Given exercise —
Reproduce each line from the records that holds "أعطان".

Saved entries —
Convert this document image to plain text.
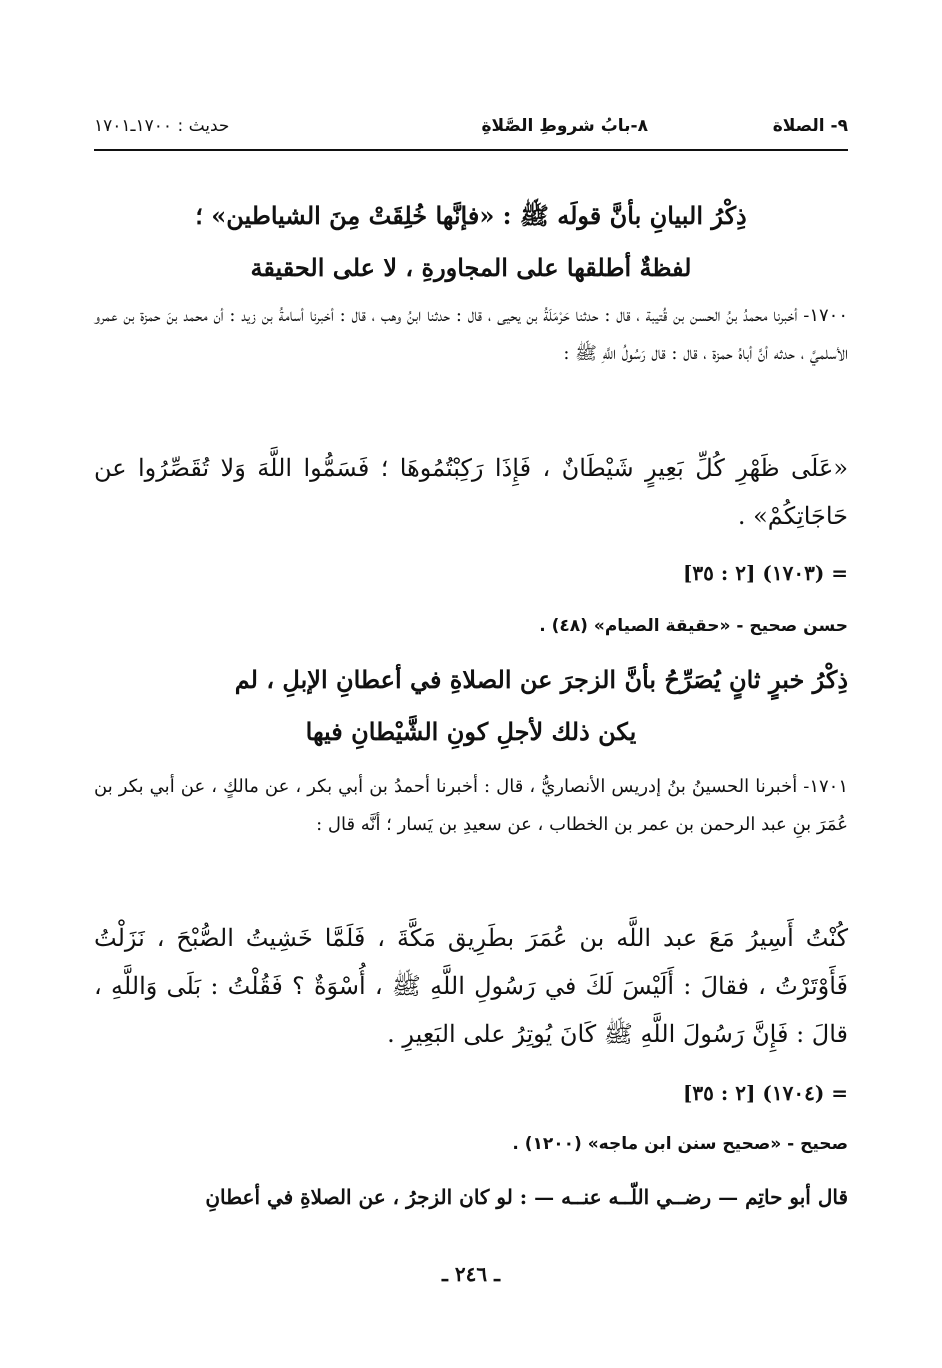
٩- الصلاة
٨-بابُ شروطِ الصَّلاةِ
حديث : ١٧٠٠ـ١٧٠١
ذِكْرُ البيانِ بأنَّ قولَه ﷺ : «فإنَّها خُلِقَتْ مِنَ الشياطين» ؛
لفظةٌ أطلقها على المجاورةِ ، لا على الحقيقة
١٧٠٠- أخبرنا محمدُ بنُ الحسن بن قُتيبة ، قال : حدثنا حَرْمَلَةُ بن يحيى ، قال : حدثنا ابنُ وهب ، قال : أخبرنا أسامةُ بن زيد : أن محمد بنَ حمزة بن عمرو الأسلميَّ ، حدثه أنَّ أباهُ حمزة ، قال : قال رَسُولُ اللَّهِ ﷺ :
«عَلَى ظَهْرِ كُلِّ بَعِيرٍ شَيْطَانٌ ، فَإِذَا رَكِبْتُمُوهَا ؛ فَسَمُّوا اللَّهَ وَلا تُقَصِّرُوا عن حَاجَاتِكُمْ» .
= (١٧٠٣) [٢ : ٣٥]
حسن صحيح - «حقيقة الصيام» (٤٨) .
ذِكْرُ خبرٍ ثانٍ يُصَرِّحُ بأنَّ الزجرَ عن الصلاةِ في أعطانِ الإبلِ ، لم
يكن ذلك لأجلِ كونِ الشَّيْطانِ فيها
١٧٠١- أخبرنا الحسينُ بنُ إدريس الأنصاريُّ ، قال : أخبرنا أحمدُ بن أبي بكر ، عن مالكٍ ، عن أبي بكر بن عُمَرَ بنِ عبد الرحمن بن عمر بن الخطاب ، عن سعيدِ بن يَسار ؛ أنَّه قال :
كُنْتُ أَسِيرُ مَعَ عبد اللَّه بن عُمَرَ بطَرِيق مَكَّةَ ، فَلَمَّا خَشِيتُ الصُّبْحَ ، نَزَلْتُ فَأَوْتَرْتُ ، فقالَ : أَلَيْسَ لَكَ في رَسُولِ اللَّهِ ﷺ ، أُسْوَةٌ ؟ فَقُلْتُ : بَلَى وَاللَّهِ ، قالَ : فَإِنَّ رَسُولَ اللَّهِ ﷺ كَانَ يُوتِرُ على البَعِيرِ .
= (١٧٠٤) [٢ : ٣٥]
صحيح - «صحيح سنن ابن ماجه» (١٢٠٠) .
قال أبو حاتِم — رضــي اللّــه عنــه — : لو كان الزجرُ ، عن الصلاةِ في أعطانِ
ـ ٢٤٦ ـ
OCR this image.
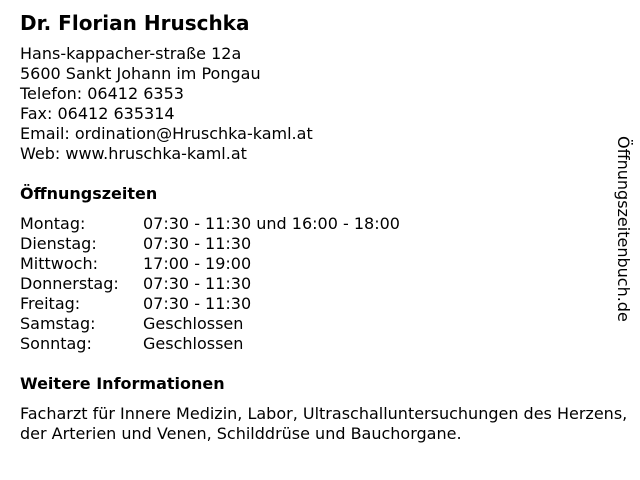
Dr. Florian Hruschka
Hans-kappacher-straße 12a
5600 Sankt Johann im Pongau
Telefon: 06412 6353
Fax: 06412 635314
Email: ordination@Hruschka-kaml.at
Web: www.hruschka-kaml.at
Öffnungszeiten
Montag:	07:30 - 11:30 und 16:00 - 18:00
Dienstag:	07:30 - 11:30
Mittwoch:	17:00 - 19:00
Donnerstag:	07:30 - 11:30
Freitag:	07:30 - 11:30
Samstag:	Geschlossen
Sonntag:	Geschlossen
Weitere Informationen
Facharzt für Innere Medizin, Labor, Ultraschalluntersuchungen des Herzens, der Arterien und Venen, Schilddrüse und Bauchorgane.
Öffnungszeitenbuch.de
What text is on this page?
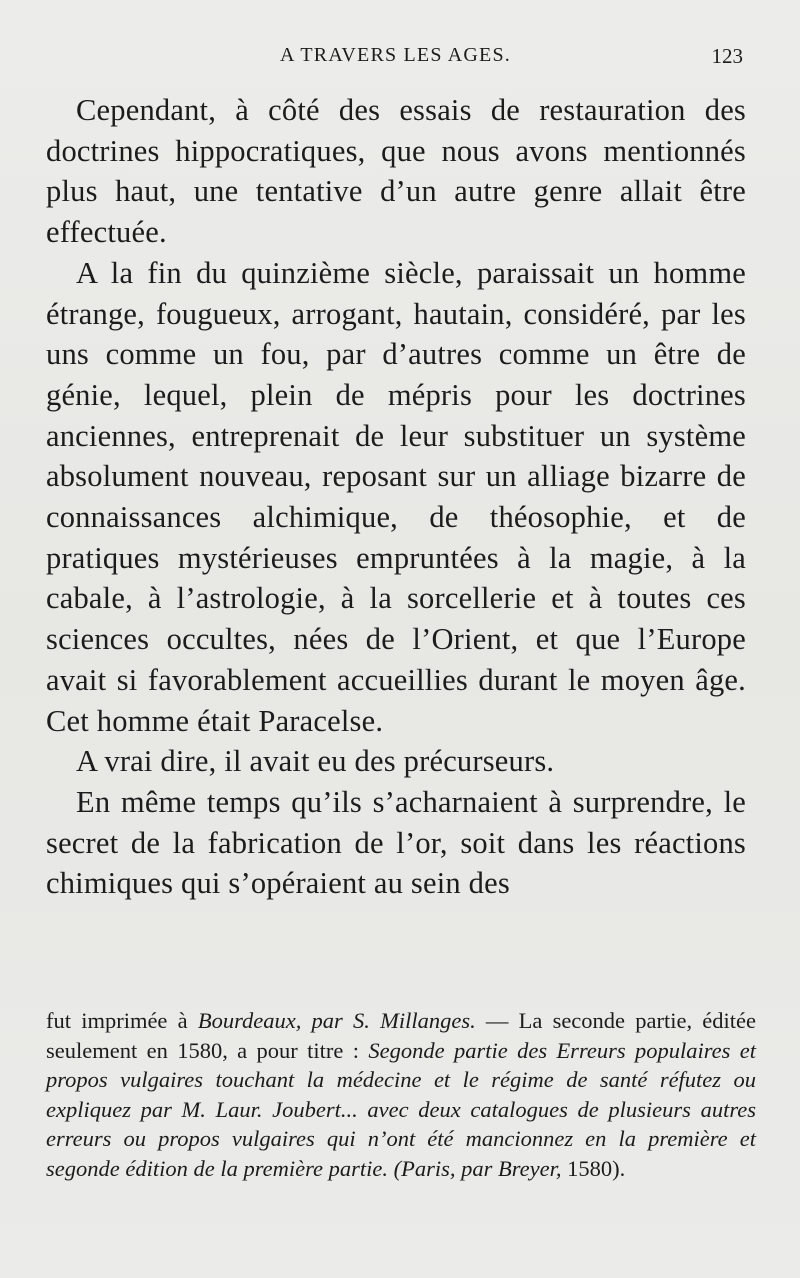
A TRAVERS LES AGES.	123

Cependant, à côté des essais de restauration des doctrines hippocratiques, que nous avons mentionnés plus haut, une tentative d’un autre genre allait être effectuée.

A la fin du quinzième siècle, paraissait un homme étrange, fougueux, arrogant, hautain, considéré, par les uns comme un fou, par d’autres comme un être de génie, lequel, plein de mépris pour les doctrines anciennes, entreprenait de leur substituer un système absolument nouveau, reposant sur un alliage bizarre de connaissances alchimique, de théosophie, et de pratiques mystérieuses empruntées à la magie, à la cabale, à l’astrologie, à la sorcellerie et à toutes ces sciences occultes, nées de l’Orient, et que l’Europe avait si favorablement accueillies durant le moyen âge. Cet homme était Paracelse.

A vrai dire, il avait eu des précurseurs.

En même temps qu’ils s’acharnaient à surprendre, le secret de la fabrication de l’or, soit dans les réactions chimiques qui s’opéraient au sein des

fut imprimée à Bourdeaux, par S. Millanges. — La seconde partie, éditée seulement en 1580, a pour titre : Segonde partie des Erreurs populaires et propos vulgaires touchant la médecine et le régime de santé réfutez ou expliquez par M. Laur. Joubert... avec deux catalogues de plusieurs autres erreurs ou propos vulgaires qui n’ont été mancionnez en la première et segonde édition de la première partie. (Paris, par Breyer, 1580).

Exercise result —
ذِكْرُ خبرٍ ثانٍ يُصَرِّحُ بأنَّ الزجرَ عن الصلاةِ في أعطانِ الإبلِ ، لم
قال أبو حاتِم — رضــي اللّــه عنــه — : لو كان الزجرُ ، عن الصلاةِ في أعطانِ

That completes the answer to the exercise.